>> Start Records supplied

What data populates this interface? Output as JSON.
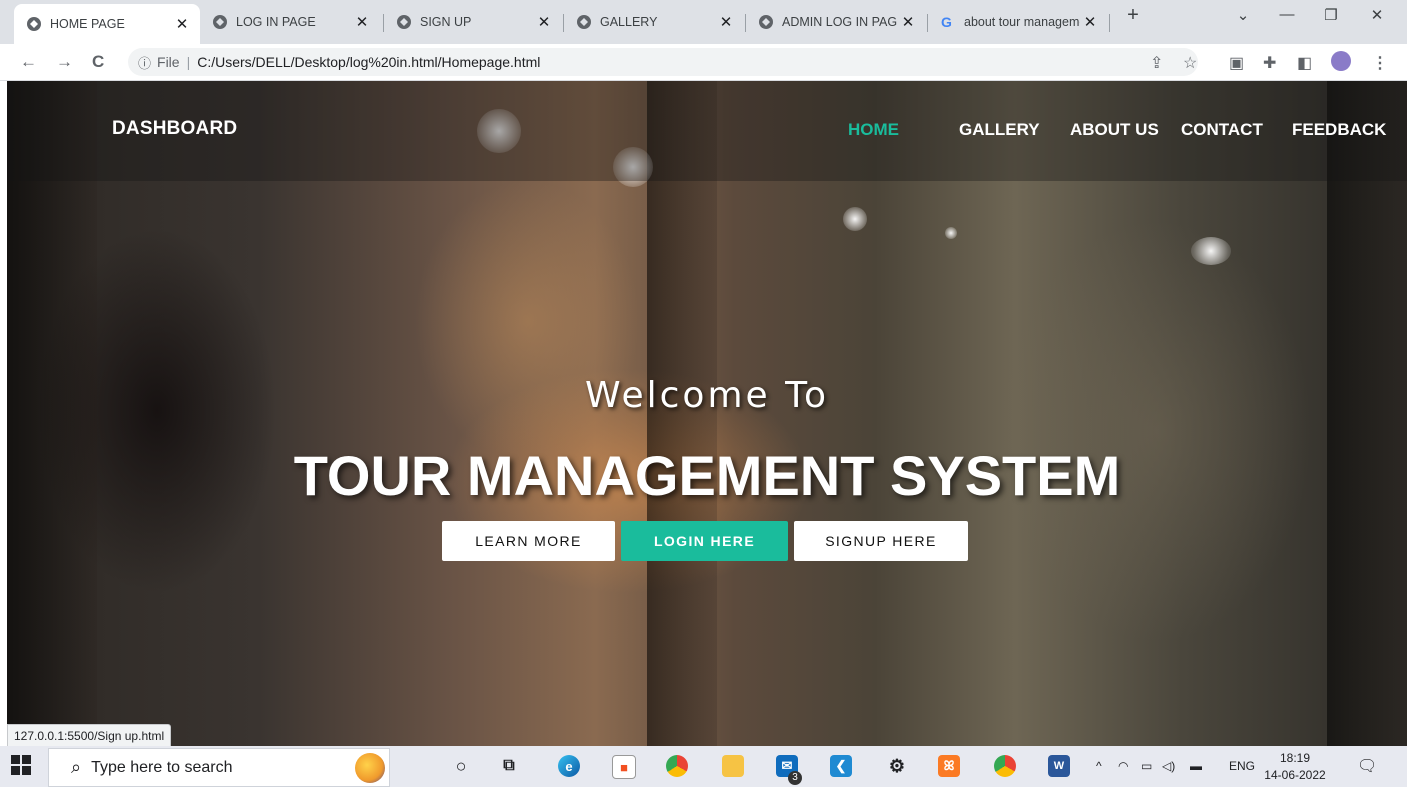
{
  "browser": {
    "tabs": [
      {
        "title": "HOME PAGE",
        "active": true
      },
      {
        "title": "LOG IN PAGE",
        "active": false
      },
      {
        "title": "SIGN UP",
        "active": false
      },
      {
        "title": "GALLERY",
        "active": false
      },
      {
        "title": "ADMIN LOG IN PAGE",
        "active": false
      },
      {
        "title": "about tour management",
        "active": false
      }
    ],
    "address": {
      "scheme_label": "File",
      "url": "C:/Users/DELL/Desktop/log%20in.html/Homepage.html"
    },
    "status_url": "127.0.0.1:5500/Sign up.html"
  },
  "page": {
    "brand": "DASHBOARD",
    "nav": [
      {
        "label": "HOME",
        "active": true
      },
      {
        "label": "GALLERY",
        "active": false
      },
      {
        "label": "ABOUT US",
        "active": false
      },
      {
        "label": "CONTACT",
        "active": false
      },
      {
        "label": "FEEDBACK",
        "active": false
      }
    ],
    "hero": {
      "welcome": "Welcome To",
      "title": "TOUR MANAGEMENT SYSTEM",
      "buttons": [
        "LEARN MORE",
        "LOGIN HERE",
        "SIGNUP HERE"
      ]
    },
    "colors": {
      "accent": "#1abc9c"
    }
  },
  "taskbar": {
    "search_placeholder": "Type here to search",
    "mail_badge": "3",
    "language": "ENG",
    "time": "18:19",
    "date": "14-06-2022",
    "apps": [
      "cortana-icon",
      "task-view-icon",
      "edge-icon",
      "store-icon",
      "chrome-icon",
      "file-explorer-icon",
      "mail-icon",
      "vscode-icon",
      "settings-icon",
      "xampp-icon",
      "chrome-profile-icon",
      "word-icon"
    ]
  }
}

>> End Records supplied
>> Start Records supplied

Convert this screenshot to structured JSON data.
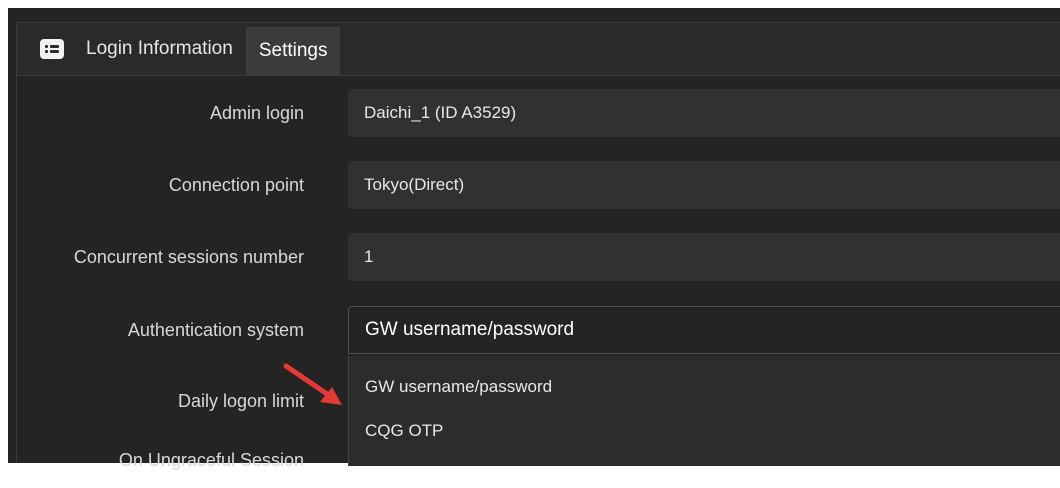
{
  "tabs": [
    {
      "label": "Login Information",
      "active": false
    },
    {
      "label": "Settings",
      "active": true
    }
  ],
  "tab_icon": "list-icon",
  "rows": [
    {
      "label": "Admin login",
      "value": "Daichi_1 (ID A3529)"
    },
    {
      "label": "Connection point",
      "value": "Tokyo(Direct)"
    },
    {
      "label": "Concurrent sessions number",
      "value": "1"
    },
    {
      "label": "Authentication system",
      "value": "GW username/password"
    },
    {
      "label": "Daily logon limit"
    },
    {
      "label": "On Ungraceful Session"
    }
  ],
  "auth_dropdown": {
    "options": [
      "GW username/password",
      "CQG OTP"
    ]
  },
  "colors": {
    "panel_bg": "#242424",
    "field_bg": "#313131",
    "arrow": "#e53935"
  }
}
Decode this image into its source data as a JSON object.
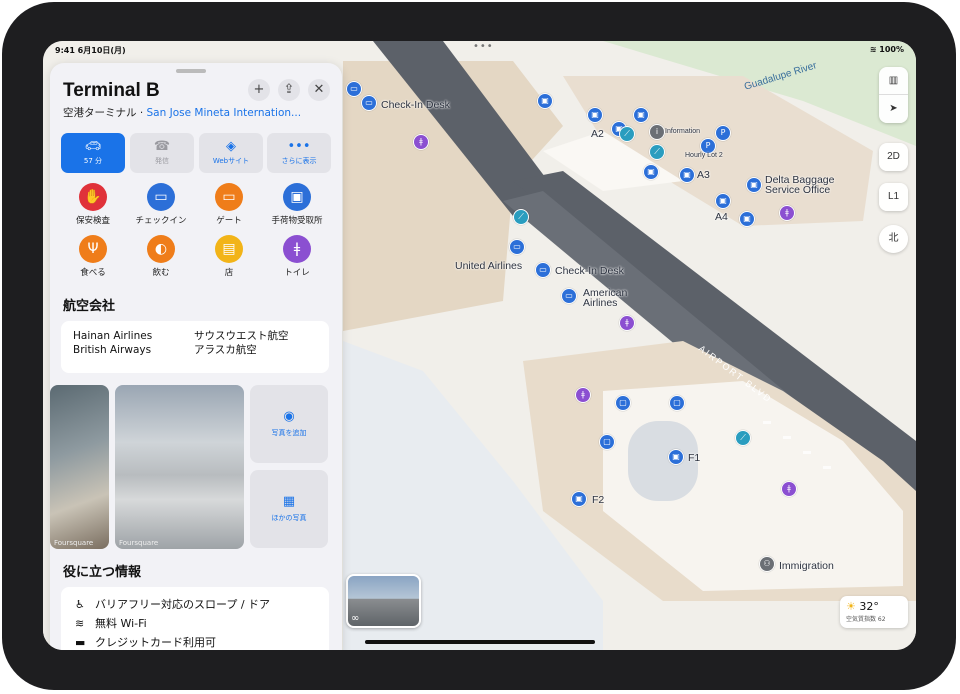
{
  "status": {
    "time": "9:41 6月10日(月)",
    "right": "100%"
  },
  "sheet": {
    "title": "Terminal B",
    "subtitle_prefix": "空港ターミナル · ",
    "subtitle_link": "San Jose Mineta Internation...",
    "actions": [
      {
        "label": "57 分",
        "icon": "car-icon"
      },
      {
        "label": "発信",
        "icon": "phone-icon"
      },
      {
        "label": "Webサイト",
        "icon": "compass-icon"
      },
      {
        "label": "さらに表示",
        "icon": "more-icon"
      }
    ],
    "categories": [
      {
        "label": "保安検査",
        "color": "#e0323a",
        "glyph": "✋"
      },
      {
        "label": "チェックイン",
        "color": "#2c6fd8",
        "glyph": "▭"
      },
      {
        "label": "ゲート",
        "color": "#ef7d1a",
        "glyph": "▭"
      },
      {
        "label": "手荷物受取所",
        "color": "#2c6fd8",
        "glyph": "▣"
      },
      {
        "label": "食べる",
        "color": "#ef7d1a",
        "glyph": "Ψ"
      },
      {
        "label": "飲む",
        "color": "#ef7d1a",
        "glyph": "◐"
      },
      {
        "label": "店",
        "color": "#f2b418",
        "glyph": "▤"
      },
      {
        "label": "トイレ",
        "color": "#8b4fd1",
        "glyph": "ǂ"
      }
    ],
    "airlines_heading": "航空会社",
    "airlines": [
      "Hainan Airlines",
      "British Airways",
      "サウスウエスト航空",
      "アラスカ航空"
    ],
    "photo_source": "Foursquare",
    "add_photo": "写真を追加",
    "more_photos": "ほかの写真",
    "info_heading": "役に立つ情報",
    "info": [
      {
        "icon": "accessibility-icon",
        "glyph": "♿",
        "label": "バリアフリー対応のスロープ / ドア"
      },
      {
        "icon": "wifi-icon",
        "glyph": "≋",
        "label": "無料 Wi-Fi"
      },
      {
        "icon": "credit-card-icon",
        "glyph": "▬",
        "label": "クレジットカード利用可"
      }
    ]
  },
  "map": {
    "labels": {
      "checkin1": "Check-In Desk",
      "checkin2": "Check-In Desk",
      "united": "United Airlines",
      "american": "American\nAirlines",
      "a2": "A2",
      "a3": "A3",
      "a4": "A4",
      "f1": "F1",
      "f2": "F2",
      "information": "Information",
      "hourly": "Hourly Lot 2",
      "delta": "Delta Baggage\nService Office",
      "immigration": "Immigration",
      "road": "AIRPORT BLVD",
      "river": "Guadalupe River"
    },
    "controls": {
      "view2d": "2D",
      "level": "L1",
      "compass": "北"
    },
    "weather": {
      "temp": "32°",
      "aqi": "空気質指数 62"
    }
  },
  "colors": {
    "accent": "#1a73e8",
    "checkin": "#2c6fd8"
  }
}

>> End Records supplied

#### [Exercise aim]
Scan the data for the word "password" and copy every line where it shows up.

#### [Final answer]
      "value": "GW username/password"
      "GW username/password",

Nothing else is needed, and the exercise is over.